Dataset rows for document pages:
↓↓↓

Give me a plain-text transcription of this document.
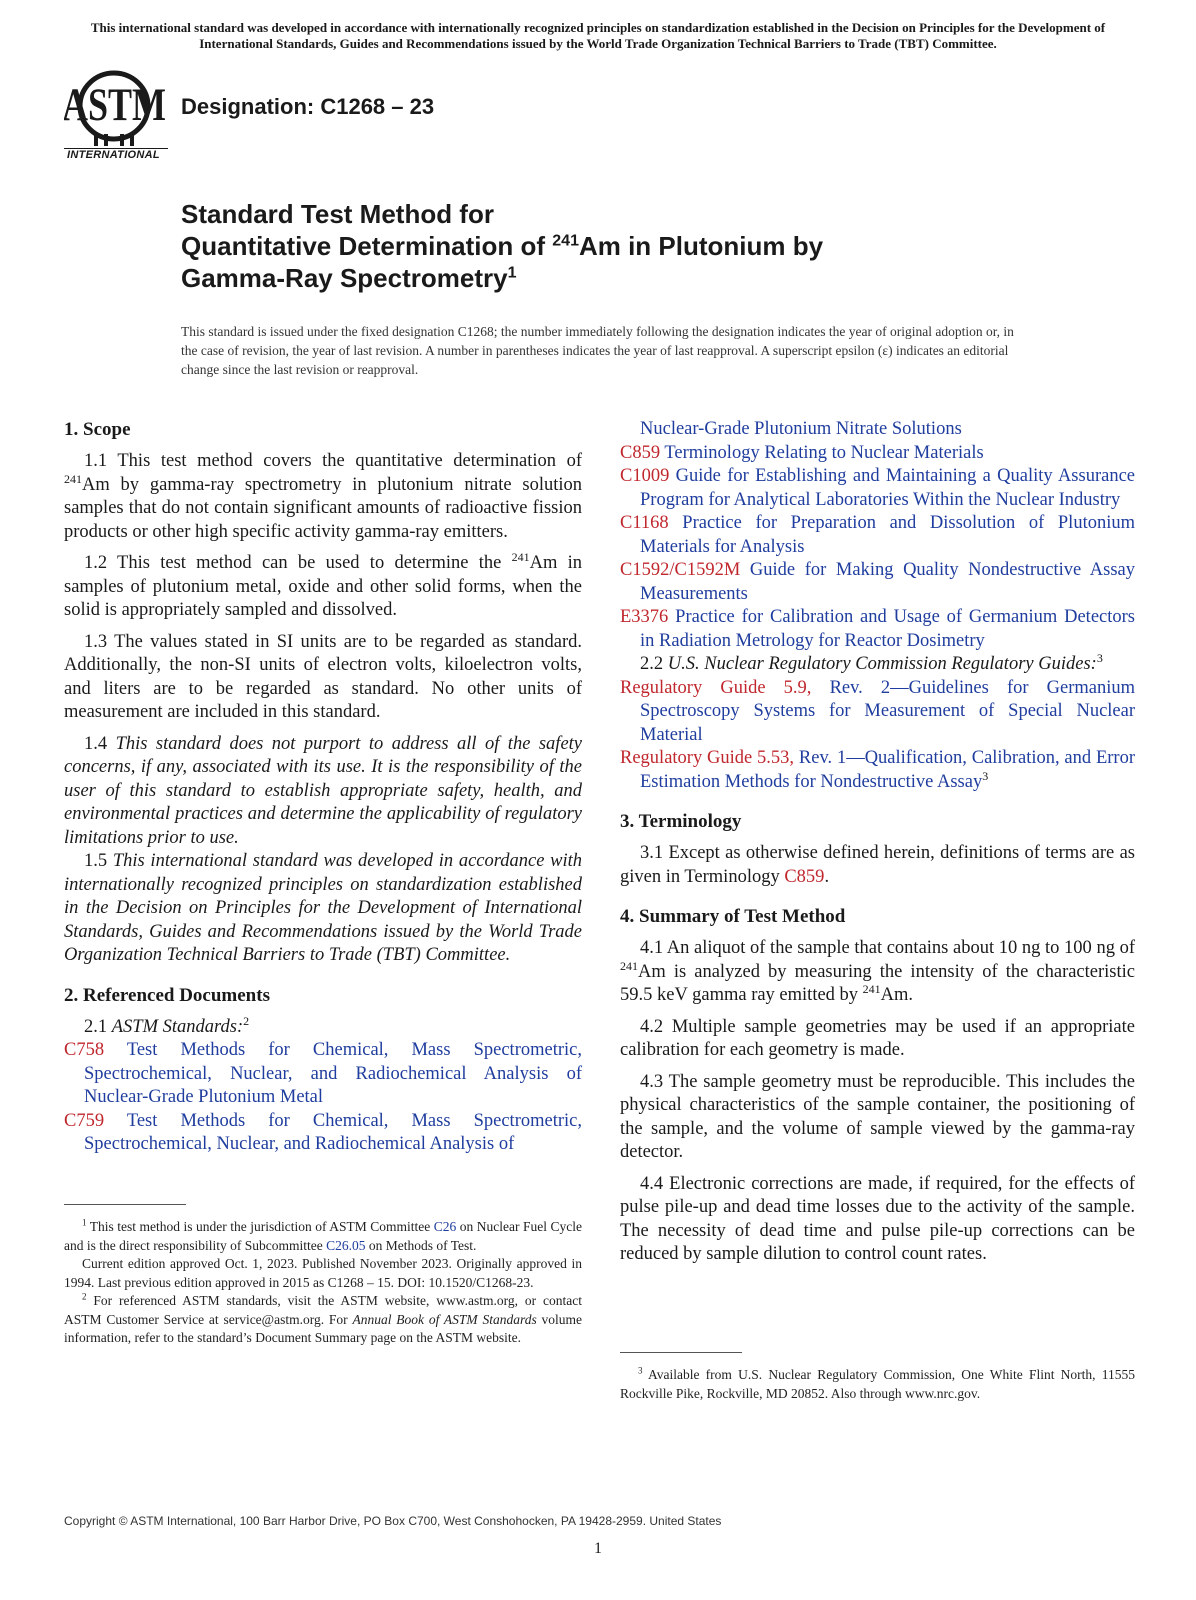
This international standard was developed in accordance with internationally recognized principles on standardization established in the Decision on Principles for the Development of International Standards, Guides and Recommendations issued by the World Trade Organization Technical Barriers to Trade (TBT) Committee.
ASTM
INTERNATIONAL
Designation: C1268 – 23
Standard Test Method for
Quantitative Determination of $^{241}$Am in Plutonium by
Gamma-Ray Spectrometry$^1$
This standard is issued under the fixed designation C1268; the number immediately following the designation indicates the year of original adoption or, in the case of revision, the year of last revision. A number in parentheses indicates the year of last reapproval. A superscript epsilon (ε) indicates an editorial change since the last revision or reapproval.
1. Scope

1.1 This test method covers the quantitative determination of $^{241}$Am by gamma-ray spectrometry in plutonium nitrate solution samples that do not contain significant amounts of radioactive fission products or other high specific activity gamma-ray emitters.

1.2 This test method can be used to determine the $^{241}$Am in samples of plutonium metal, oxide and other solid forms, when the solid is appropriately sampled and dissolved.

1.3 The values stated in SI units are to be regarded as standard. Additionally, the non-SI units of electron volts, kiloelectron volts, and liters are to be regarded as standard. No other units of measurement are included in this standard.

1.4 This standard does not purport to address all of the safety concerns, if any, associated with its use. It is the responsibility of the user of this standard to establish appropriate safety, health, and environmental practices and determine the applicability of regulatory limitations prior to use.

1.5 This international standard was developed in accordance with internationally recognized principles on standardization established in the Decision on Principles for the Development of International Standards, Guides and Recommendations issued by the World Trade Organization Technical Barriers to Trade (TBT) Committee.

2. Referenced Documents

2.1 ASTM Standards:$^2$

C758 Test Methods for Chemical, Mass Spectrometric, Spectrochemical, Nuclear, and Radiochemical Analysis of Nuclear-Grade Plutonium Metal
C759 Test Methods for Chemical, Mass Spectrometric, Spectrochemical, Nuclear, and Radiochemical Analysis of

$^1$ This test method is under the jurisdiction of ASTM Committee C26 on Nuclear Fuel Cycle and is the direct responsibility of Subcommittee C26.05 on Methods of Test.

Current edition approved Oct. 1, 2023. Published November 2023. Originally approved in 1994. Last previous edition approved in 2015 as C1268 – 15. DOI: 10.1520/C1268-23.

$^2$ For referenced ASTM standards, visit the ASTM website, www.astm.org, or contact ASTM Customer Service at service@astm.org. For Annual Book of ASTM Standards volume information, refer to the standard’s Document Summary page on the ASTM website.

Nuclear-Grade Plutonium Nitrate Solutions
C859 Terminology Relating to Nuclear Materials
C1009 Guide for Establishing and Maintaining a Quality Assurance Program for Analytical Laboratories Within the Nuclear Industry
C1168 Practice for Preparation and Dissolution of Plutonium Materials for Analysis
C1592/C1592M Guide for Making Quality Nondestructive Assay Measurements
E3376 Practice for Calibration and Usage of Germanium Detectors in Radiation Metrology for Reactor Dosimetry

2.2 U.S. Nuclear Regulatory Commission Regulatory Guides:$^3$

Regulatory Guide 5.9, Rev. 2—Guidelines for Germanium Spectroscopy Systems for Measurement of Special Nuclear Material
Regulatory Guide 5.53, Rev. 1—Qualification, Calibration, and Error Estimation Methods for Nondestructive Assay$^3$
3. Terminology

3.1 Except as otherwise defined herein, definitions of terms are as given in Terminology C859.

4. Summary of Test Method

4.1 An aliquot of the sample that contains about 10 ng to 100 ng of $^{241}$Am is analyzed by measuring the intensity of the characteristic 59.5 keV gamma ray emitted by $^{241}$Am.

4.2 Multiple sample geometries may be used if an appropriate calibration for each geometry is made.

4.3 The sample geometry must be reproducible. This includes the physical characteristics of the sample container, the positioning of the sample, and the volume of sample viewed by the gamma-ray detector.

4.4 Electronic corrections are made, if required, for the effects of pulse pile-up and dead time losses due to the activity of the sample. The necessity of dead time and pulse pile-up corrections can be reduced by sample dilution to control count rates.

$^3$ Available from U.S. Nuclear Regulatory Commission, One White Flint North, 11555 Rockville Pike, Rockville, MD 20852. Also through www.nrc.gov.

Copyright © ASTM International, 100 Barr Harbor Drive, PO Box C700, West Conshohocken, PA 19428-2959. United States
1
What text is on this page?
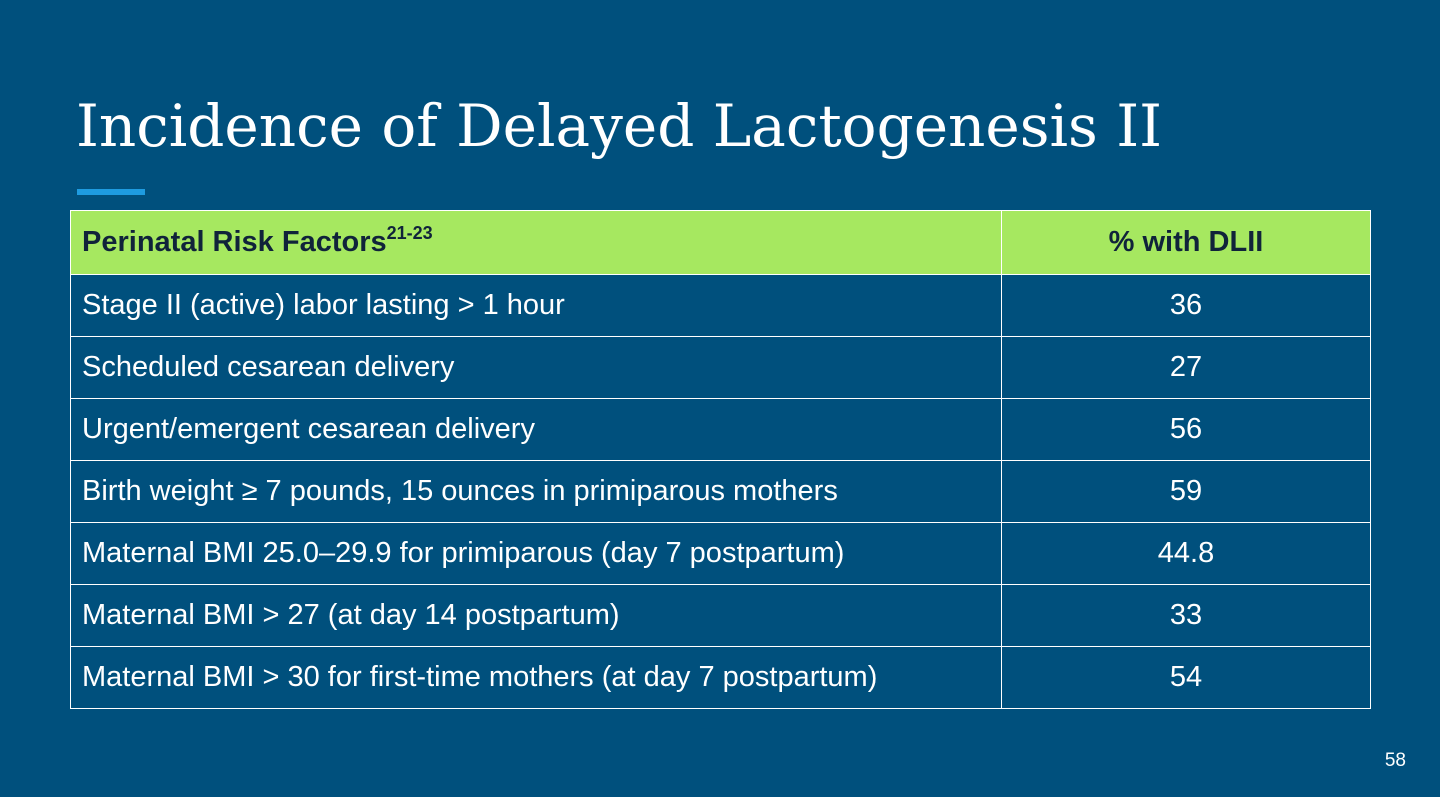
Incidence of Delayed Lactogenesis II
Perinatal Risk Factors$^{21-23}$	% with DLII
Stage II (active) labor lasting > 1 hour	36
Scheduled cesarean delivery	27
Urgent/emergent cesarean delivery	56
Birth weight ≥ 7 pounds, 15 ounces in primiparous mothers	59
Maternal BMI 25.0–29.9 for primiparous (day 7 postpartum)	44.8
Maternal BMI > 27 (at day 14 postpartum)	33
Maternal BMI > 30 for first-time mothers (at day 7 postpartum)	54
58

↑↑↑

▶ AIM OF THE TASK
Go through the lines above and count those with the string "Commission". Reply with the count and nothing more.

▶ WORKED SOLUTION
2